▶ TEXT
# Bringing dog from Ireland



## tipptop (Apr 6, 2012)

We are emigrating to Regina in the coming months. No problems getting our doggy to Toronto but if I get an internal flight from there to Regina I have been told that alot of internal flights will not carry the dog as cargo. Anyone have any experience???


----------



## Auld Yin (Mar 10, 2009)

There are only two airlines connecting Toronto and Regina. Check out their websites for information on your query.

Air Canada
Westjet


----------



## G-Mo (Aug 17, 2011)

And both will take live cargo, depending on the time of year. Otherwise, you may need to have them sent separately by Air Canada Live Cargo (non passenger).


----------



## Addicted to NZ (Sep 17, 2010)

I might suggest checking with Crown Relocations...they do pet moves. 

Pet Relocations, Pet Movers, Relocating, Moving Pets- Crown Relocations Services in Manila


----------



## dealdish (Mar 9, 2012)

▶ PROVIDED DATA
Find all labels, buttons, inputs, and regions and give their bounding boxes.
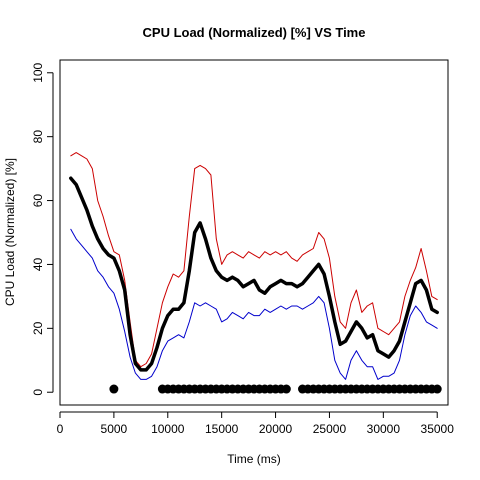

▶ TASK REQUIREMENTS
(a) Answer these from the forum thread about bringing a dog from Ireland, one answer per line:
(i) To which city is the first poster emigrating?
(ii) Which two airlines connect Toronto and Regina?
(iii) Which company does one reply suggest for pet moves?
(b) Write the next part of the forum thread about bringing a dog from Ireland, picking up after its final line.

▶ RESULTS FOR EACH TASK
(a)
(i) Regina
(ii) Air Canada and Westjet
(iii) Crown Relocations

(b)
tipptop said:


> We are emigrating to Regina in the coming months. No problems getting our doggy to Toronto but if I get an internal flight from there to Regina I have been told that alot of internal flights will not carry the dog as cargo. Anyone have any experience???


AMC removals in dublin will fly dog to Calgary for 400 euro and that is best price we could find.good luck.we on the move to Estevan


----------



## Auld Yin (Mar 10, 2009)

dealdish said:


> AMC removals in dublin will fly dog to Calgary for 400 euro and that is best price we could find.good luck.we on the move to Estevan


Rather than flying to Toronto you could fly to Calgary. If you could co-ordinate the flights you could pickup your dog there, rent a vehicle and drive to Estavan.
Good Luck. It'll be one hell of a journey for you.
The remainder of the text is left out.